Data items
━━━━━━━━━━━━━━━━━━━━━━━━━━━━━━

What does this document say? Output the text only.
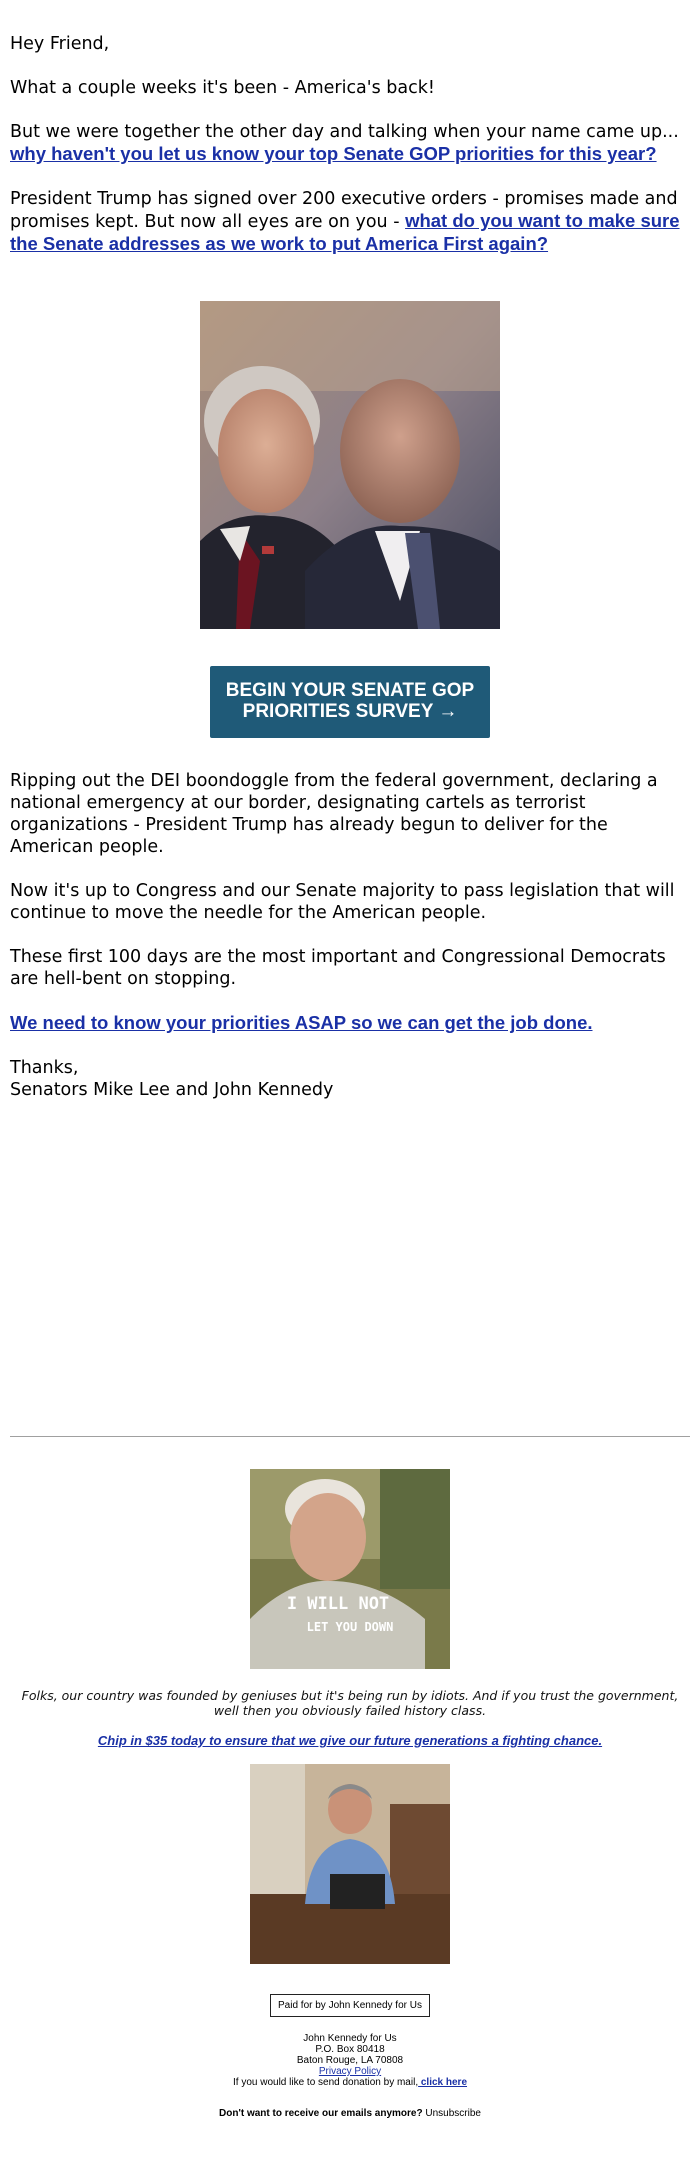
Hey Friend,

What a couple weeks it's been - America's back!

But we were together the other day and talking when your name came up... why haven't you let us know your top Senate GOP priorities for this year?

President Trump has signed over 200 executive orders - promises made and promises kept. But now all eyes are on you - what do you want to make sure the Senate addresses as we work to put America First again?

BEGIN YOUR SENATE GOP PRIORITIES SURVEY →

Ripping out the DEI boondoggle from the federal government, declaring a national emergency at our border, designating cartels as terrorist organizations - President Trump has already begun to deliver for the American people.

Now it's up to Congress and our Senate majority to pass legislation that will continue to move the needle for the American people.

These first 100 days are the most important and Congressional Democrats are hell-bent on stopping.

We need to know your priorities ASAP so we can get the job done.

Thanks,

Senators Mike Lee and John Kennedy

I WILL NOT
LET YOU DOWN

Folks, our country was founded by geniuses but it's being run by idiots. And if you trust the government, well then you obviously failed history class.

Chip in $35 today to ensure that we give our future generations a fighting chance.
Paid for by John Kennedy for Us
John Kennedy for Us
P.O. Box 80418
Baton Rouge, LA 70808
Privacy Policy
If you would like to send donation by mail, click here
Don't want to receive our emails anymore? Unsubscribe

━━━━━━━━━━━━━━━━━━━━━━━━━━━━━━

### Your objective
Pictures excluded, quote all the data above exactly.

### Final result
What does this document say? Output the text only.
Hey Friend,

What a couple weeks it's been - America's back!

But we were together the other day and talking when your name came up... why haven't you let us know your top Senate GOP priorities for this year?

President Trump has signed over 200 executive orders - promises made and promises kept. But now all eyes are on you - what do you want to make sure the Senate addresses as we work to put America First again?

BEGIN YOUR SENATE GOP PRIORITIES SURVEY →

Ripping out the DEI boondoggle from the federal government, declaring a national emergency at our border, designating cartels as terrorist organizations - President Trump has already begun to deliver for the American people.

Now it's up to Congress and our Senate majority to pass legislation that will continue to move the needle for the American people.

These first 100 days are the most important and Congressional Democrats are hell-bent on stopping.

We need to know your priorities ASAP so we can get the job done.

Thanks,

Senators Mike Lee and John Kennedy

I WILL NOT
LET YOU DOWN

Folks, our country was founded by geniuses but it's being run by idiots. And if you trust the government, well then you obviously failed history class.

Chip in $35 today to ensure that we give our future generations a fighting chance.
Paid for by John Kennedy for Us
John Kennedy for Us
P.O. Box 80418
Baton Rouge, LA 70808
Privacy Policy
If you would like to send donation by mail, click here
Don't want to receive our emails anymore? Unsubscribe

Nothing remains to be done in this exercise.